(RECORDS SUPPLIED)
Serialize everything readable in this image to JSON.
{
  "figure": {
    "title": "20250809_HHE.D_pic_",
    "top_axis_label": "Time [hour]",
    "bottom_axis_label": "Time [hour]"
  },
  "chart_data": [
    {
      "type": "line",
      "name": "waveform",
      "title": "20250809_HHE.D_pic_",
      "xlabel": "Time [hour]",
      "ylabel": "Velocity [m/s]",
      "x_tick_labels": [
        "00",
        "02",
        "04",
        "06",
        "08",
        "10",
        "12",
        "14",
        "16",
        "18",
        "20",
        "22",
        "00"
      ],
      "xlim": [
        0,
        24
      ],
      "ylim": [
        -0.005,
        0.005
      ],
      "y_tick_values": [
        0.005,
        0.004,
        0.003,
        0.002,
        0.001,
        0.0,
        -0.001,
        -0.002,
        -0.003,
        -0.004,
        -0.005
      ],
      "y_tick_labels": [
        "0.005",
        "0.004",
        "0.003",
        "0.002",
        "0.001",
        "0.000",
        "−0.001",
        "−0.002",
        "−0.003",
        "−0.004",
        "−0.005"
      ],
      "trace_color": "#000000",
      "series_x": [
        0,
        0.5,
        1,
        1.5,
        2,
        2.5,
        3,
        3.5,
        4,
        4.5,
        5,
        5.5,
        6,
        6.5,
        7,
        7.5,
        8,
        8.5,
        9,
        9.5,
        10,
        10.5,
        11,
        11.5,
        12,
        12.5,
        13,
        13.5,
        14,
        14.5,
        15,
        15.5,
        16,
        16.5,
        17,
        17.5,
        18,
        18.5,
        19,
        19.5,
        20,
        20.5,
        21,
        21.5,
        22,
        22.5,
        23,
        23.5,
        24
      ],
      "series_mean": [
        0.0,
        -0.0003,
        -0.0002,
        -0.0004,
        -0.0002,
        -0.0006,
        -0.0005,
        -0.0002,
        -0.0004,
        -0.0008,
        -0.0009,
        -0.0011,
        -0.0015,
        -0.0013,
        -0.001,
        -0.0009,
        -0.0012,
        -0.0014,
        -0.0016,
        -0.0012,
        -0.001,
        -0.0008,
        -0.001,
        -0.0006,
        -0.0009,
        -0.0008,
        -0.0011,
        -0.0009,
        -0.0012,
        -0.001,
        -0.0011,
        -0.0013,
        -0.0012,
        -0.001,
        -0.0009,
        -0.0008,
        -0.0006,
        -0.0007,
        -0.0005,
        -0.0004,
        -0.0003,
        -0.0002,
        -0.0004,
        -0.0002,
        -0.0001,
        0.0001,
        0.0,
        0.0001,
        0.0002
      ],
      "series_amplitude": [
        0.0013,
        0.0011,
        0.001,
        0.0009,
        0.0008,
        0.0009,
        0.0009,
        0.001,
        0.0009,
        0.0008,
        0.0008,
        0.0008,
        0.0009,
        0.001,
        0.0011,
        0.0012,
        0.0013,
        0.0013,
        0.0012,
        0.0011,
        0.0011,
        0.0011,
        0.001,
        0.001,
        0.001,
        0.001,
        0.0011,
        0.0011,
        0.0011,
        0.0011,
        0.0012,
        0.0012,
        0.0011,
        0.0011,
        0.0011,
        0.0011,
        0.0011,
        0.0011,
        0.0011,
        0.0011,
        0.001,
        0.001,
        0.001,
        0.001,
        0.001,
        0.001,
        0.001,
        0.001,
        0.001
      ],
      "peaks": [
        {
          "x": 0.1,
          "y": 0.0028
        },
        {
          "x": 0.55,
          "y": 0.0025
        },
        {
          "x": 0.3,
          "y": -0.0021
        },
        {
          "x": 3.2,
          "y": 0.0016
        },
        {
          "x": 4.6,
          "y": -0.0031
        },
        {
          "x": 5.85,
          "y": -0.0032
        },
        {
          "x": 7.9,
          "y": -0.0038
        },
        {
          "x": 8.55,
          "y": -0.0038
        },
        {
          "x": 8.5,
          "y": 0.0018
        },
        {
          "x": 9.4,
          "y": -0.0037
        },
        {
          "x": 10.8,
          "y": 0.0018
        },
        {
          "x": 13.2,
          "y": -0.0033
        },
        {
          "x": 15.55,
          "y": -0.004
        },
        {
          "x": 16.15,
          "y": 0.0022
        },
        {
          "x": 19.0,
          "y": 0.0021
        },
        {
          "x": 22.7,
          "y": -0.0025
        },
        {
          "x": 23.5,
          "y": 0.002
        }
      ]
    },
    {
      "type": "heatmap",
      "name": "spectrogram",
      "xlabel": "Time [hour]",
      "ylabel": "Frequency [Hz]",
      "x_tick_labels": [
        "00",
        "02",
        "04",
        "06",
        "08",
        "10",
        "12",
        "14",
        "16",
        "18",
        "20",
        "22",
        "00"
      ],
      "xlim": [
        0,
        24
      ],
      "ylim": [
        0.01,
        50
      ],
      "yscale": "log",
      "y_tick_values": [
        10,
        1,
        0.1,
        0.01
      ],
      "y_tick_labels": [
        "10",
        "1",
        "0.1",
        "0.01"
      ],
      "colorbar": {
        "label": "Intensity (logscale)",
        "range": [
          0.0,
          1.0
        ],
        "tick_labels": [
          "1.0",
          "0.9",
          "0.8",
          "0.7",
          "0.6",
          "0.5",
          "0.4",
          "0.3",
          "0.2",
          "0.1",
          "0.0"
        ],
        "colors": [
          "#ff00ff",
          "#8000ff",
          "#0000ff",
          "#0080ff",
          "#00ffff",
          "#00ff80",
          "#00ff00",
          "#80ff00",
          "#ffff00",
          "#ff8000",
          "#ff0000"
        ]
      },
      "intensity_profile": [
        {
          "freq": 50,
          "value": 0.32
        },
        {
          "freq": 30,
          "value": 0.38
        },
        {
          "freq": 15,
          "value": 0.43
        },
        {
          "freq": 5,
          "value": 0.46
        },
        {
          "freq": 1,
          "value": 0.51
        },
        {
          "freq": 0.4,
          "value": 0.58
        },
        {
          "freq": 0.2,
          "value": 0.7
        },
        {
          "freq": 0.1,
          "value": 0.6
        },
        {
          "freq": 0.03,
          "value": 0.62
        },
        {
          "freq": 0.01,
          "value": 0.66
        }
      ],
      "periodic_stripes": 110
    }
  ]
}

(WRITTEN EXERCISE)
Search the entries for "hour" and copy out each line that has it.

(EXPECTED ANSWER)
    "top_axis_label": "Time [hour]",
    "bottom_axis_label": "Time [hour]"
      "xlabel": "Time [hour]",
      "xlabel": "Time [hour]",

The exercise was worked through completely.